## Begin

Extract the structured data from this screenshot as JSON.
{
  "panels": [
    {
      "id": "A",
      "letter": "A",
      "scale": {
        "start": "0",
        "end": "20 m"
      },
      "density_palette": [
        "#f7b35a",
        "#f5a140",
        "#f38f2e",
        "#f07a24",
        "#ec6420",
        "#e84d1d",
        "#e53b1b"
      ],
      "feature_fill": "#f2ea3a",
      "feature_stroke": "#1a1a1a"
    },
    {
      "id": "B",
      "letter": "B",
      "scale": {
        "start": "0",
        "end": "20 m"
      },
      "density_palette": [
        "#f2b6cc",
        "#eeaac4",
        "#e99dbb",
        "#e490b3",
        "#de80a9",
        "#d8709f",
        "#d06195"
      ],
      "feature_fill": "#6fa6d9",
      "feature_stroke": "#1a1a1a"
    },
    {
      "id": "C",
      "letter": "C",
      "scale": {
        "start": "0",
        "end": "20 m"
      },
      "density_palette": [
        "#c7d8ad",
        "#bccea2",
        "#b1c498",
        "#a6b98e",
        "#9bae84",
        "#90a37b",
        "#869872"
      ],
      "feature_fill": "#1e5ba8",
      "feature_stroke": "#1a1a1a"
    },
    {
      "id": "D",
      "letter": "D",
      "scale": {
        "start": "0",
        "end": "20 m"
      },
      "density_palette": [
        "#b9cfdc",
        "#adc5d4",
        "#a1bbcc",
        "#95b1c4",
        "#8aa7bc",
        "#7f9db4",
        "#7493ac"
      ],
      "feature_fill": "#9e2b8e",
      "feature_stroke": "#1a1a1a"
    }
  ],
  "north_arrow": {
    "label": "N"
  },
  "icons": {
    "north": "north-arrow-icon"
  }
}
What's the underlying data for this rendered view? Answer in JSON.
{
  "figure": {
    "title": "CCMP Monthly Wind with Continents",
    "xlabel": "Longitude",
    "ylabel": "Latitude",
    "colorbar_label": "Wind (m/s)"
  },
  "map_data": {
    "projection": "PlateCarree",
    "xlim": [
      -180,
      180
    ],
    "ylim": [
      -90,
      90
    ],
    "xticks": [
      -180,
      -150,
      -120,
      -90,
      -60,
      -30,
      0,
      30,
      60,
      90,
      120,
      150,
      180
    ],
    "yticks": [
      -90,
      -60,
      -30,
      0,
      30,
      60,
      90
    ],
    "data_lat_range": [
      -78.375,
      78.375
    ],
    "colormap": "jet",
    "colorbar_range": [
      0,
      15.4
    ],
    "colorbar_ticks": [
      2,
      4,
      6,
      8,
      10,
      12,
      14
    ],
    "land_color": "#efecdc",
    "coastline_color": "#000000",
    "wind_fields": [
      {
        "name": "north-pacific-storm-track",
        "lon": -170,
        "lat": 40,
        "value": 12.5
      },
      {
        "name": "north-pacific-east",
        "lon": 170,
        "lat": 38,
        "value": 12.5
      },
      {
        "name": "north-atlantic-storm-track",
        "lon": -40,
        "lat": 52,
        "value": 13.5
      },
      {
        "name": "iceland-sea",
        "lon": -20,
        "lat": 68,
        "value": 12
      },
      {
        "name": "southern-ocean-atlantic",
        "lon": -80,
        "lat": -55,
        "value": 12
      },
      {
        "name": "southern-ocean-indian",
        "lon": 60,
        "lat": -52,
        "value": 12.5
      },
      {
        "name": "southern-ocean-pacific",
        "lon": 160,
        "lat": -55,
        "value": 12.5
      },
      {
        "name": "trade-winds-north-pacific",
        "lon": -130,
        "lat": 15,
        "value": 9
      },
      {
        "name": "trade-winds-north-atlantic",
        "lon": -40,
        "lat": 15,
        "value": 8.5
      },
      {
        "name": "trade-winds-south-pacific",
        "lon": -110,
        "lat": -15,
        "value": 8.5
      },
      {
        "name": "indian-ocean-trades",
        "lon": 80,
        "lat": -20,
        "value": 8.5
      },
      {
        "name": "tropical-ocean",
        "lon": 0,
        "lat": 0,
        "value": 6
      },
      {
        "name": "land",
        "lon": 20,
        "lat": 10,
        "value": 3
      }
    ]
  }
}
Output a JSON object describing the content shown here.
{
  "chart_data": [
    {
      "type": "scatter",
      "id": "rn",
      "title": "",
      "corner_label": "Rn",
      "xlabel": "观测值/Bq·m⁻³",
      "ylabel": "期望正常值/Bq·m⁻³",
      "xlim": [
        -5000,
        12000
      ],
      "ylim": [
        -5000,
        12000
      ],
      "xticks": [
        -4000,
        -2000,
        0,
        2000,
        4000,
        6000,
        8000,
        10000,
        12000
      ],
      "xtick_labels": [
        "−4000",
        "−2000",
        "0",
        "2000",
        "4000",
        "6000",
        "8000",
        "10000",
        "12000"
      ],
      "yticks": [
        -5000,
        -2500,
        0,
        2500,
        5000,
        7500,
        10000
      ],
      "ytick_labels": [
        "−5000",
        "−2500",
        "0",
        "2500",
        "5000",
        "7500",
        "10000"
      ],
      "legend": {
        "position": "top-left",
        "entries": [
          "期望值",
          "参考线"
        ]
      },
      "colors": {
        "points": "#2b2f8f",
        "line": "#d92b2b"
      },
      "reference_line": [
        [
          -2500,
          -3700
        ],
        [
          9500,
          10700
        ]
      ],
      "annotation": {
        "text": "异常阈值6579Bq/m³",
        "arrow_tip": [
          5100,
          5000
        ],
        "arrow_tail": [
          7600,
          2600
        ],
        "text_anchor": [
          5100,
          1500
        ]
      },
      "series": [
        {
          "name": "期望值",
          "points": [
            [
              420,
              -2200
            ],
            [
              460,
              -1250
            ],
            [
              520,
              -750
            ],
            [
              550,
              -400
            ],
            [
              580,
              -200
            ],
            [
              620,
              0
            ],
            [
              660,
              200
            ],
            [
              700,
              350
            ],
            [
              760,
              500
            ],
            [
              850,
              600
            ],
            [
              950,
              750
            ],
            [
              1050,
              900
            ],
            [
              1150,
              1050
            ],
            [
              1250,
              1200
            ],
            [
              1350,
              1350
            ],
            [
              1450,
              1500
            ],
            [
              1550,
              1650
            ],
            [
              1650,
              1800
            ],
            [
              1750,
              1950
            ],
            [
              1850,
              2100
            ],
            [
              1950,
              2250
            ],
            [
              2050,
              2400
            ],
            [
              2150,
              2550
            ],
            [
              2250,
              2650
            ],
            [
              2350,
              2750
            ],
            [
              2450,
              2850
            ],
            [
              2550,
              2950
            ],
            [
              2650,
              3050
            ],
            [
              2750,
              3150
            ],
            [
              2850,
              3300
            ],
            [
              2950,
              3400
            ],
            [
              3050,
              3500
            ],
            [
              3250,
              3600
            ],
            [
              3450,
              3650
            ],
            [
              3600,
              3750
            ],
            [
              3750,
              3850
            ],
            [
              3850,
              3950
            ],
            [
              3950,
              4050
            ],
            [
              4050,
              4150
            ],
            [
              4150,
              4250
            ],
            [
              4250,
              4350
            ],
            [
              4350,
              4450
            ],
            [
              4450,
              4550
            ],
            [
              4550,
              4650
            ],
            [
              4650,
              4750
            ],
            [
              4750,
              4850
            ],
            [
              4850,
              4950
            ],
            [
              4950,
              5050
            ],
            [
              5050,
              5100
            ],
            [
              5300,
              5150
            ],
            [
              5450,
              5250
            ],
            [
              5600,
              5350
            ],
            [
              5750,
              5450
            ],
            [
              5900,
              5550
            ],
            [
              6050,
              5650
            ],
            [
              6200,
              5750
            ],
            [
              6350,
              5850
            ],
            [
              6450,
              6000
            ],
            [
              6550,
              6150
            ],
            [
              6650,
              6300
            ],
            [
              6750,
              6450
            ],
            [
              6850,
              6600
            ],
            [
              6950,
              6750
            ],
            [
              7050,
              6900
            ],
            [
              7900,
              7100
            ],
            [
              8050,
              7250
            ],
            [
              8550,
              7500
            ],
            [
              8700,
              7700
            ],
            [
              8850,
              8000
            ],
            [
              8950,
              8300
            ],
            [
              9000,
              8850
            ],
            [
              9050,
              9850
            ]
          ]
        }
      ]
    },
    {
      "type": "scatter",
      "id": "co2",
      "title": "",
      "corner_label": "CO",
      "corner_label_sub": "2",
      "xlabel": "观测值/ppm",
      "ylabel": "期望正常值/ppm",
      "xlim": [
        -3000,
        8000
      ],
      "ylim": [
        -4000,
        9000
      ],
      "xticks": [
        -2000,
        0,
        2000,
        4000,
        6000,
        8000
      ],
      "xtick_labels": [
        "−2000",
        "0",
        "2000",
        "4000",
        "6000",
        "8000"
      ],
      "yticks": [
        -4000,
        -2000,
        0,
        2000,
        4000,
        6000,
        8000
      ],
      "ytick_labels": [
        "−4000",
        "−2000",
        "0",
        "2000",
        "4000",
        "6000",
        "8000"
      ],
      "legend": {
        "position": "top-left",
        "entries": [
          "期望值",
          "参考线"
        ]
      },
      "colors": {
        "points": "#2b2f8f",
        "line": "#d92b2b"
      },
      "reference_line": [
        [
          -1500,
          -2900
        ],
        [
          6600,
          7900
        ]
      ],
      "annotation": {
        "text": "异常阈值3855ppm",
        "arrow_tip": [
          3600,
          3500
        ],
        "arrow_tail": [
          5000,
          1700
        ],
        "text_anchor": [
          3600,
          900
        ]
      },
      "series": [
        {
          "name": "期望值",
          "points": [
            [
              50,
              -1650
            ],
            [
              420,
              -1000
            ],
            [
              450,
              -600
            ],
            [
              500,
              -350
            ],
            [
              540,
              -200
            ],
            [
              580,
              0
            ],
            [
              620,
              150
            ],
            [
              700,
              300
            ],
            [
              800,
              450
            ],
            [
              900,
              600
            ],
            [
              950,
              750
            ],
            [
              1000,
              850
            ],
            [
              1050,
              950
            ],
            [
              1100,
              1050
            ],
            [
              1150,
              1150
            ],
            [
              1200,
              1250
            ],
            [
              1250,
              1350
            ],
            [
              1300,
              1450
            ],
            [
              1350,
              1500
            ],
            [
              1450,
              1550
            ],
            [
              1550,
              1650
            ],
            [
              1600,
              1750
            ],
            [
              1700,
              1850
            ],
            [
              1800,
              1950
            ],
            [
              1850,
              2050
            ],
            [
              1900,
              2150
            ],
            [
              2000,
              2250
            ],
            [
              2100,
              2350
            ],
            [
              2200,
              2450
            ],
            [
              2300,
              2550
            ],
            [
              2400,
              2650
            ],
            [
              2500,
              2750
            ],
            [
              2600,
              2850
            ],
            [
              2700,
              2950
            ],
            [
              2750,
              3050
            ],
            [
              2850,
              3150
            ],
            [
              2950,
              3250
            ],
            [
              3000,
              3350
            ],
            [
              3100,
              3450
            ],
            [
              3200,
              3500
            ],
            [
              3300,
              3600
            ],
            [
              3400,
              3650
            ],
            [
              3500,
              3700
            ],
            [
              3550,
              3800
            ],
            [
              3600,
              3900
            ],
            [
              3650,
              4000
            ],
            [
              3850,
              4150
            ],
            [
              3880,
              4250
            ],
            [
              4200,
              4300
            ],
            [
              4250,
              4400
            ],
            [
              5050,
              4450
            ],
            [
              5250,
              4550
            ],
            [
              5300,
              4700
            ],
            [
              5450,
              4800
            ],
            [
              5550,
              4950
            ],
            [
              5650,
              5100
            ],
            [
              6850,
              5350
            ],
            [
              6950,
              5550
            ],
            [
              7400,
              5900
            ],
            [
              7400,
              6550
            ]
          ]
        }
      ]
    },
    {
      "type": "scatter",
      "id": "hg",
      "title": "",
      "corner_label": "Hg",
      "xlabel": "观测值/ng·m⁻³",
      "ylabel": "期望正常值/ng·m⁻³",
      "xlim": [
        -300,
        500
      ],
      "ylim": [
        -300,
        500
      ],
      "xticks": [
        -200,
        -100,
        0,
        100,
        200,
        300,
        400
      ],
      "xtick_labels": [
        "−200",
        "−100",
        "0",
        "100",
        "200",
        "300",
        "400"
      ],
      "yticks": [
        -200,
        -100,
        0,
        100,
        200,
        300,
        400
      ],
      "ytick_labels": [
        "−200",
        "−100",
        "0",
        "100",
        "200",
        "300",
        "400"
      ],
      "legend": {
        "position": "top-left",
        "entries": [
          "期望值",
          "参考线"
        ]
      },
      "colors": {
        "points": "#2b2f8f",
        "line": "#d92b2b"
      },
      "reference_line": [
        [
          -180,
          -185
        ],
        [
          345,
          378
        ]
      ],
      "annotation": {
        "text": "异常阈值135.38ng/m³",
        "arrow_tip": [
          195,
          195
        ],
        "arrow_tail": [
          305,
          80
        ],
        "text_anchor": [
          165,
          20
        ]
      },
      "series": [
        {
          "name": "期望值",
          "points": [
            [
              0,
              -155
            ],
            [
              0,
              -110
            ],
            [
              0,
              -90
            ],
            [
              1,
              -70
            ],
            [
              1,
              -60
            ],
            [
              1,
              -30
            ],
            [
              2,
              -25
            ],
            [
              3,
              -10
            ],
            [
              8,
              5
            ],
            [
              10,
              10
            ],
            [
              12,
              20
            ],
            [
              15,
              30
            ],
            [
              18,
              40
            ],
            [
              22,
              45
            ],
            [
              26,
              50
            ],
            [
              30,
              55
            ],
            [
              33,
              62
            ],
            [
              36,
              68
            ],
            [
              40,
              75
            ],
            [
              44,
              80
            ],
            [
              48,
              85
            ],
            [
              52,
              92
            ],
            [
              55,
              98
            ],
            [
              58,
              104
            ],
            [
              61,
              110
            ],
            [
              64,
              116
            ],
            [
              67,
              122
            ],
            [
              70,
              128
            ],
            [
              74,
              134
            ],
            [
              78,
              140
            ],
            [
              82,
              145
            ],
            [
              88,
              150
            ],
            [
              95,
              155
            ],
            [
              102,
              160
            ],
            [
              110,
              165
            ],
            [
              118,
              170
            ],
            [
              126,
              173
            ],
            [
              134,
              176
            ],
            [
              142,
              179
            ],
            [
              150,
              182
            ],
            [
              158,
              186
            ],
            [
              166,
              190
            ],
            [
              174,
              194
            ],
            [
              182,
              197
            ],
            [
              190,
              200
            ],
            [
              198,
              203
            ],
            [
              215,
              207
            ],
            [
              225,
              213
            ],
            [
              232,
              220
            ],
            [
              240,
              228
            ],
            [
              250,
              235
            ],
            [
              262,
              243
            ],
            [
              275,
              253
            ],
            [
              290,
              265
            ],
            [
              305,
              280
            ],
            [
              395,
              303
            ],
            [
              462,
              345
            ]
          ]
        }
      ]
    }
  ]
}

## End

PROBLEM TO WORK ON: Work out how many lines above contain the word "indian". Give only the number.

OUTPUT BELOW: 2